**WHAT IS NEEDED**: Restate the full set of records exactly, word for word.

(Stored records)

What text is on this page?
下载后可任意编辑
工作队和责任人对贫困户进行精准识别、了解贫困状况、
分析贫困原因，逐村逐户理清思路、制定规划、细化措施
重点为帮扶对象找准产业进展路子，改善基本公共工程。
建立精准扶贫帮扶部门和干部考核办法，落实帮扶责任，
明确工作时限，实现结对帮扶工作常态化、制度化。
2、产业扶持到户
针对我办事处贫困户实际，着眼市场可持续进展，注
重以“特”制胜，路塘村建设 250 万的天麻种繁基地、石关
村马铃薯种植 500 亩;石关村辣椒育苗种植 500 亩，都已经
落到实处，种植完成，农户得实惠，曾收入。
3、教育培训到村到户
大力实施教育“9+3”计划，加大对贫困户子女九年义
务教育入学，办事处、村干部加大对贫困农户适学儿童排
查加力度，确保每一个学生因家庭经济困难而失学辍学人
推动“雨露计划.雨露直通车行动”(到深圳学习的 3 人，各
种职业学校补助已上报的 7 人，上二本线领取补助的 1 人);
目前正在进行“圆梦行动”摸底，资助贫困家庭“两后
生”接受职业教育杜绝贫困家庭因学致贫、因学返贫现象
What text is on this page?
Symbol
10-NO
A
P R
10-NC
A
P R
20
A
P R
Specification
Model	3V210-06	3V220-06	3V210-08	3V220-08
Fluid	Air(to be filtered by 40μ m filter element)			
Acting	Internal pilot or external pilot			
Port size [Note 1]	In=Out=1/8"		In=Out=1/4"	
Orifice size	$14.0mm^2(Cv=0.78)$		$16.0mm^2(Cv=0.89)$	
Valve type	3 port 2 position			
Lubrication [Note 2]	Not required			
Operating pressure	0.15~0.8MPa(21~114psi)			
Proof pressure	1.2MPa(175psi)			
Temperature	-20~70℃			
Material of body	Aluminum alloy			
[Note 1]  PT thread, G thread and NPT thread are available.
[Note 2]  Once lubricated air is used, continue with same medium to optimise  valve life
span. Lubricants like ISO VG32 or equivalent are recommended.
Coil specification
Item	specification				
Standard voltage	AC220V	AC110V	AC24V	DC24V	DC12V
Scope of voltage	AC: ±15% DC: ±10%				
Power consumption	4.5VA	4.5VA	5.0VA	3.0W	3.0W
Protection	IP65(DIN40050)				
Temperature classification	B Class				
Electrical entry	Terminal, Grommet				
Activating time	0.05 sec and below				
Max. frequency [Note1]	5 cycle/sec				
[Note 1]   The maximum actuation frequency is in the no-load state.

**COMPLETED EXERCISE**:
What text is on this page?
下载后可任意编辑
工作队和责任人对贫困户进行精准识别、了解贫困状况、
分析贫困原因，逐村逐户理清思路、制定规划、细化措施
重点为帮扶对象找准产业进展路子，改善基本公共工程。
建立精准扶贫帮扶部门和干部考核办法，落实帮扶责任，
明确工作时限，实现结对帮扶工作常态化、制度化。
2、产业扶持到户
针对我办事处贫困户实际，着眼市场可持续进展，注
重以“特”制胜，路塘村建设 250 万的天麻种繁基地、石关
村马铃薯种植 500 亩;石关村辣椒育苗种植 500 亩，都已经
落到实处，种植完成，农户得实惠，曾收入。
3、教育培训到村到户
大力实施教育“9+3”计划，加大对贫困户子女九年义
务教育入学，办事处、村干部加大对贫困农户适学儿童排
查加力度，确保每一个学生因家庭经济困难而失学辍学人
推动“雨露计划.雨露直通车行动”(到深圳学习的 3 人，各
种职业学校补助已上报的 7 人，上二本线领取补助的 1 人);
目前正在进行“圆梦行动”摸底，资助贫困家庭“两后
生”接受职业教育杜绝贫困家庭因学致贫、因学返贫现象
What text is on this page?
Symbol
10-NO
A
P R
10-NC
A
P R
20
A
P R
Specification
Model	3V210-06	3V220-06	3V210-08	3V220-08
Fluid	Air(to be filtered by 40μ m filter element)			
Acting	Internal pilot or external pilot			
Port size [Note 1]	In=Out=1/8"		In=Out=1/4"	
Orifice size	$14.0mm^2(Cv=0.78)$		$16.0mm^2(Cv=0.89)$	
Valve type	3 port 2 position			
Lubrication [Note 2]	Not required			
Operating pressure	0.15~0.8MPa(21~114psi)			
Proof pressure	1.2MPa(175psi)			
Temperature	-20~70℃			
Material of body	Aluminum alloy			
[Note 1]  PT thread, G thread and NPT thread are available.
[Note 2]  Once lubricated air is used, continue with same medium to optimise  valve life
span. Lubricants like ISO VG32 or equivalent are recommended.
Coil specification
Item	specification				
Standard voltage	AC220V	AC110V	AC24V	DC24V	DC12V
Scope of voltage	AC: ±15% DC: ±10%				
Power consumption	4.5VA	4.5VA	5.0VA	3.0W	3.0W
Protection	IP65(DIN40050)				
Temperature classification	B Class				
Electrical entry	Terminal, Grommet				
Activating time	0.05 sec and below				
Max. frequency [Note1]	5 cycle/sec				
[Note 1]   The maximum actuation frequency is in the no-load state.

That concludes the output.